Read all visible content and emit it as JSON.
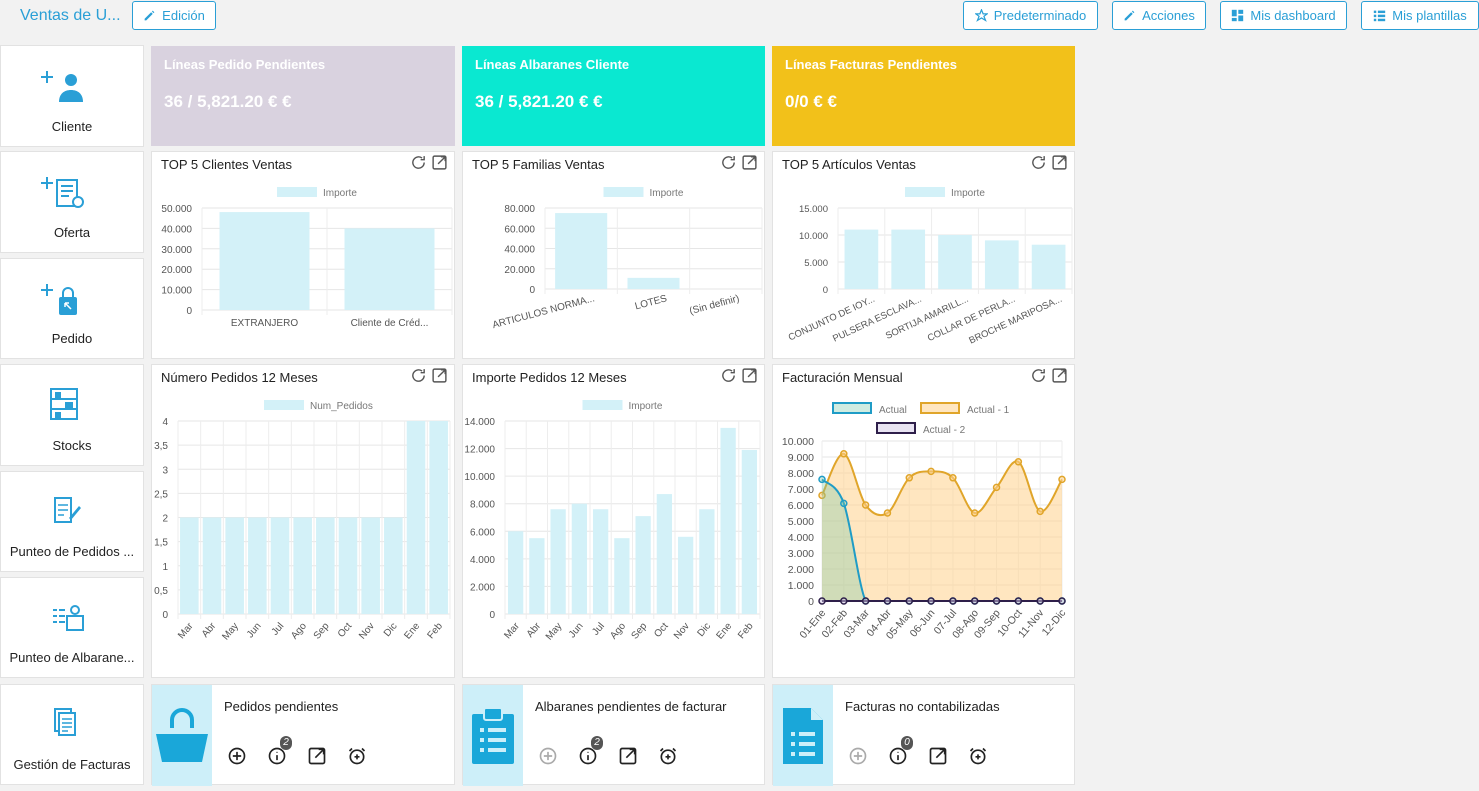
{
  "topbar": {
    "title": "Ventas de U...",
    "edit_label": "Edición",
    "default_label": "Predeterminado",
    "actions_label": "Acciones",
    "dashboard_label": "Mis dashboard",
    "templates_label": "Mis plantillas"
  },
  "tiles": [
    {
      "label": "Cliente"
    },
    {
      "label": "Oferta"
    },
    {
      "label": "Pedido"
    },
    {
      "label": "Stocks"
    },
    {
      "label": "Punteo de Pedidos ..."
    },
    {
      "label": "Punteo de Albarane..."
    },
    {
      "label": "Gestión de Facturas"
    }
  ],
  "kpis": [
    {
      "title": "Líneas Pedido Pendientes",
      "value": "36 / 5,821.20 € €",
      "color": "#d9d2df"
    },
    {
      "title": "Líneas Albaranes Cliente",
      "value": "36 / 5,821.20 € €",
      "color": "#0ae8d1"
    },
    {
      "title": "Líneas Facturas Pendientes",
      "value": "0/0 € €",
      "color": "#f2c11a"
    }
  ],
  "charts": {
    "clientes": {
      "title": "TOP 5 Clientes Ventas"
    },
    "familias": {
      "title": "TOP 5 Familias Ventas"
    },
    "articulos": {
      "title": "TOP 5 Artículos Ventas"
    },
    "num_pedidos": {
      "title": "Número Pedidos 12 Meses"
    },
    "imp_pedidos": {
      "title": "Importe Pedidos 12 Meses"
    },
    "facturacion": {
      "title": "Facturación Mensual"
    }
  },
  "bottom": [
    {
      "title": "Pedidos pendientes",
      "badge": "2"
    },
    {
      "title": "Albaranes pendientes de facturar",
      "badge": "2"
    },
    {
      "title": "Facturas no contabilizadas",
      "badge": "0"
    }
  ],
  "chart_data": [
    {
      "id": "clientes",
      "type": "bar",
      "title": "TOP 5 Clientes Ventas",
      "legend": [
        "Importe"
      ],
      "categories": [
        "EXTRANJERO",
        "Cliente de Créd..."
      ],
      "values": [
        48000,
        40000
      ],
      "ylim": [
        0,
        50000
      ],
      "yticks": [
        0,
        10000,
        20000,
        30000,
        40000,
        50000
      ],
      "ytick_labels": [
        "0",
        "10.000",
        "20.000",
        "30.000",
        "40.000",
        "50.000"
      ]
    },
    {
      "id": "familias",
      "type": "bar",
      "title": "TOP 5 Familias Ventas",
      "legend": [
        "Importe"
      ],
      "categories": [
        "ARTICULOS NORMA...",
        "LOTES",
        "(Sin definir)"
      ],
      "values": [
        75000,
        11000,
        0
      ],
      "ylim": [
        0,
        80000
      ],
      "yticks": [
        0,
        20000,
        40000,
        60000,
        80000
      ],
      "ytick_labels": [
        "0",
        "20.000",
        "40.000",
        "60.000",
        "80.000"
      ]
    },
    {
      "id": "articulos",
      "type": "bar",
      "title": "TOP 5 Artículos Ventas",
      "legend": [
        "Importe"
      ],
      "categories": [
        "CONJUNTO DE IOY...",
        "PULSERA ESCLAVA...",
        "SORTIJA AMARILL...",
        "COLLAR DE PERLA...",
        "BROCHE MARIPOSA..."
      ],
      "values": [
        11000,
        11000,
        10000,
        9000,
        8200
      ],
      "ylim": [
        0,
        15000
      ],
      "yticks": [
        0,
        5000,
        10000,
        15000
      ],
      "ytick_labels": [
        "0",
        "5.000",
        "10.000",
        "15.000"
      ]
    },
    {
      "id": "num_pedidos",
      "type": "bar",
      "title": "Número Pedidos 12 Meses",
      "legend": [
        "Num_Pedidos"
      ],
      "categories": [
        "Mar",
        "Abr",
        "May",
        "Jun",
        "Jul",
        "Ago",
        "Sep",
        "Oct",
        "Nov",
        "Dic",
        "Ene",
        "Feb"
      ],
      "values": [
        2,
        2,
        2,
        2,
        2,
        2,
        2,
        2,
        2,
        2,
        4,
        4
      ],
      "ylim": [
        0,
        4
      ],
      "yticks": [
        0,
        0.5,
        1,
        1.5,
        2,
        2.5,
        3,
        3.5,
        4
      ],
      "ytick_labels": [
        "0",
        "0,5",
        "1",
        "1,5",
        "2",
        "2,5",
        "3",
        "3,5",
        "4"
      ]
    },
    {
      "id": "imp_pedidos",
      "type": "bar",
      "title": "Importe Pedidos 12 Meses",
      "legend": [
        "Importe"
      ],
      "categories": [
        "Mar",
        "Abr",
        "May",
        "Jun",
        "Jul",
        "Ago",
        "Sep",
        "Oct",
        "Nov",
        "Dic",
        "Ene",
        "Feb"
      ],
      "values": [
        6000,
        5500,
        7600,
        8000,
        7600,
        5500,
        7100,
        8700,
        5600,
        7600,
        13500,
        11900
      ],
      "ylim": [
        0,
        14000
      ],
      "yticks": [
        0,
        2000,
        4000,
        6000,
        8000,
        10000,
        12000,
        14000
      ],
      "ytick_labels": [
        "0",
        "2.000",
        "4.000",
        "6.000",
        "8.000",
        "10.000",
        "12.000",
        "14.000"
      ]
    },
    {
      "id": "facturacion",
      "type": "area",
      "title": "Facturación Mensual",
      "categories": [
        "01-Ene",
        "02-Feb",
        "03-Mar",
        "04-Abr",
        "05-May",
        "06-Jun",
        "07-Jul",
        "08-Ago",
        "09-Sep",
        "10-Oct",
        "11-Nov",
        "12-Dic"
      ],
      "ylim": [
        0,
        10000
      ],
      "yticks": [
        0,
        1000,
        2000,
        3000,
        4000,
        5000,
        6000,
        7000,
        8000,
        9000,
        10000
      ],
      "ytick_labels": [
        "0",
        "1.000",
        "2.000",
        "3.000",
        "4.000",
        "5.000",
        "6.000",
        "7.000",
        "8.000",
        "9.000",
        "10.000"
      ],
      "series": [
        {
          "name": "Actual",
          "values": [
            7600,
            6100,
            0,
            0,
            0,
            0,
            0,
            0,
            0,
            0,
            0,
            0
          ],
          "color": "#1f9cc6",
          "fill": "rgba(120,200,170,0.35)"
        },
        {
          "name": "Actual - 1",
          "values": [
            6600,
            9200,
            6000,
            5500,
            7700,
            8100,
            7700,
            5500,
            7100,
            8700,
            5600,
            7600
          ],
          "color": "#e0a52a",
          "fill": "rgba(255,210,140,0.55)"
        },
        {
          "name": "Actual - 2",
          "values": [
            0,
            0,
            0,
            0,
            0,
            0,
            0,
            0,
            0,
            0,
            0,
            0
          ],
          "color": "#2e1f4a",
          "fill": "rgba(210,200,230,0.5)"
        }
      ]
    }
  ]
}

#### What you need to do
Repeat the records above verbatim, with no pictures in the result.

#### Completed exercise
Read all visible content and emit it as JSON.
{
  "topbar": {
    "title": "Ventas de U...",
    "edit_label": "Edición",
    "default_label": "Predeterminado",
    "actions_label": "Acciones",
    "dashboard_label": "Mis dashboard",
    "templates_label": "Mis plantillas"
  },
  "tiles": [
    {
      "label": "Cliente"
    },
    {
      "label": "Oferta"
    },
    {
      "label": "Pedido"
    },
    {
      "label": "Stocks"
    },
    {
      "label": "Punteo de Pedidos ..."
    },
    {
      "label": "Punteo de Albarane..."
    },
    {
      "label": "Gestión de Facturas"
    }
  ],
  "kpis": [
    {
      "title": "Líneas Pedido Pendientes",
      "value": "36 / 5,821.20 € €",
      "color": "#d9d2df"
    },
    {
      "title": "Líneas Albaranes Cliente",
      "value": "36 / 5,821.20 € €",
      "color": "#0ae8d1"
    },
    {
      "title": "Líneas Facturas Pendientes",
      "value": "0/0 € €",
      "color": "#f2c11a"
    }
  ],
  "charts": {
    "clientes": {
      "title": "TOP 5 Clientes Ventas"
    },
    "familias": {
      "title": "TOP 5 Familias Ventas"
    },
    "articulos": {
      "title": "TOP 5 Artículos Ventas"
    },
    "num_pedidos": {
      "title": "Número Pedidos 12 Meses"
    },
    "imp_pedidos": {
      "title": "Importe Pedidos 12 Meses"
    },
    "facturacion": {
      "title": "Facturación Mensual"
    }
  },
  "bottom": [
    {
      "title": "Pedidos pendientes",
      "badge": "2"
    },
    {
      "title": "Albaranes pendientes de facturar",
      "badge": "2"
    },
    {
      "title": "Facturas no contabilizadas",
      "badge": "0"
    }
  ],
  "chart_data": [
    {
      "id": "clientes",
      "type": "bar",
      "title": "TOP 5 Clientes Ventas",
      "legend": [
        "Importe"
      ],
      "categories": [
        "EXTRANJERO",
        "Cliente de Créd..."
      ],
      "values": [
        48000,
        40000
      ],
      "ylim": [
        0,
        50000
      ],
      "yticks": [
        0,
        10000,
        20000,
        30000,
        40000,
        50000
      ],
      "ytick_labels": [
        "0",
        "10.000",
        "20.000",
        "30.000",
        "40.000",
        "50.000"
      ]
    },
    {
      "id": "familias",
      "type": "bar",
      "title": "TOP 5 Familias Ventas",
      "legend": [
        "Importe"
      ],
      "categories": [
        "ARTICULOS NORMA...",
        "LOTES",
        "(Sin definir)"
      ],
      "values": [
        75000,
        11000,
        0
      ],
      "ylim": [
        0,
        80000
      ],
      "yticks": [
        0,
        20000,
        40000,
        60000,
        80000
      ],
      "ytick_labels": [
        "0",
        "20.000",
        "40.000",
        "60.000",
        "80.000"
      ]
    },
    {
      "id": "articulos",
      "type": "bar",
      "title": "TOP 5 Artículos Ventas",
      "legend": [
        "Importe"
      ],
      "categories": [
        "CONJUNTO DE IOY...",
        "PULSERA ESCLAVA...",
        "SORTIJA AMARILL...",
        "COLLAR DE PERLA...",
        "BROCHE MARIPOSA..."
      ],
      "values": [
        11000,
        11000,
        10000,
        9000,
        8200
      ],
      "ylim": [
        0,
        15000
      ],
      "yticks": [
        0,
        5000,
        10000,
        15000
      ],
      "ytick_labels": [
        "0",
        "5.000",
        "10.000",
        "15.000"
      ]
    },
    {
      "id": "num_pedidos",
      "type": "bar",
      "title": "Número Pedidos 12 Meses",
      "legend": [
        "Num_Pedidos"
      ],
      "categories": [
        "Mar",
        "Abr",
        "May",
        "Jun",
        "Jul",
        "Ago",
        "Sep",
        "Oct",
        "Nov",
        "Dic",
        "Ene",
        "Feb"
      ],
      "values": [
        2,
        2,
        2,
        2,
        2,
        2,
        2,
        2,
        2,
        2,
        4,
        4
      ],
      "ylim": [
        0,
        4
      ],
      "yticks": [
        0,
        0.5,
        1,
        1.5,
        2,
        2.5,
        3,
        3.5,
        4
      ],
      "ytick_labels": [
        "0",
        "0,5",
        "1",
        "1,5",
        "2",
        "2,5",
        "3",
        "3,5",
        "4"
      ]
    },
    {
      "id": "imp_pedidos",
      "type": "bar",
      "title": "Importe Pedidos 12 Meses",
      "legend": [
        "Importe"
      ],
      "categories": [
        "Mar",
        "Abr",
        "May",
        "Jun",
        "Jul",
        "Ago",
        "Sep",
        "Oct",
        "Nov",
        "Dic",
        "Ene",
        "Feb"
      ],
      "values": [
        6000,
        5500,
        7600,
        8000,
        7600,
        5500,
        7100,
        8700,
        5600,
        7600,
        13500,
        11900
      ],
      "ylim": [
        0,
        14000
      ],
      "yticks": [
        0,
        2000,
        4000,
        6000,
        8000,
        10000,
        12000,
        14000
      ],
      "ytick_labels": [
        "0",
        "2.000",
        "4.000",
        "6.000",
        "8.000",
        "10.000",
        "12.000",
        "14.000"
      ]
    },
    {
      "id": "facturacion",
      "type": "area",
      "title": "Facturación Mensual",
      "categories": [
        "01-Ene",
        "02-Feb",
        "03-Mar",
        "04-Abr",
        "05-May",
        "06-Jun",
        "07-Jul",
        "08-Ago",
        "09-Sep",
        "10-Oct",
        "11-Nov",
        "12-Dic"
      ],
      "ylim": [
        0,
        10000
      ],
      "yticks": [
        0,
        1000,
        2000,
        3000,
        4000,
        5000,
        6000,
        7000,
        8000,
        9000,
        10000
      ],
      "ytick_labels": [
        "0",
        "1.000",
        "2.000",
        "3.000",
        "4.000",
        "5.000",
        "6.000",
        "7.000",
        "8.000",
        "9.000",
        "10.000"
      ],
      "series": [
        {
          "name": "Actual",
          "values": [
            7600,
            6100,
            0,
            0,
            0,
            0,
            0,
            0,
            0,
            0,
            0,
            0
          ],
          "color": "#1f9cc6",
          "fill": "rgba(120,200,170,0.35)"
        },
        {
          "name": "Actual - 1",
          "values": [
            6600,
            9200,
            6000,
            5500,
            7700,
            8100,
            7700,
            5500,
            7100,
            8700,
            5600,
            7600
          ],
          "color": "#e0a52a",
          "fill": "rgba(255,210,140,0.55)"
        },
        {
          "name": "Actual - 2",
          "values": [
            0,
            0,
            0,
            0,
            0,
            0,
            0,
            0,
            0,
            0,
            0,
            0
          ],
          "color": "#2e1f4a",
          "fill": "rgba(210,200,230,0.5)"
        }
      ]
    }
  ]
}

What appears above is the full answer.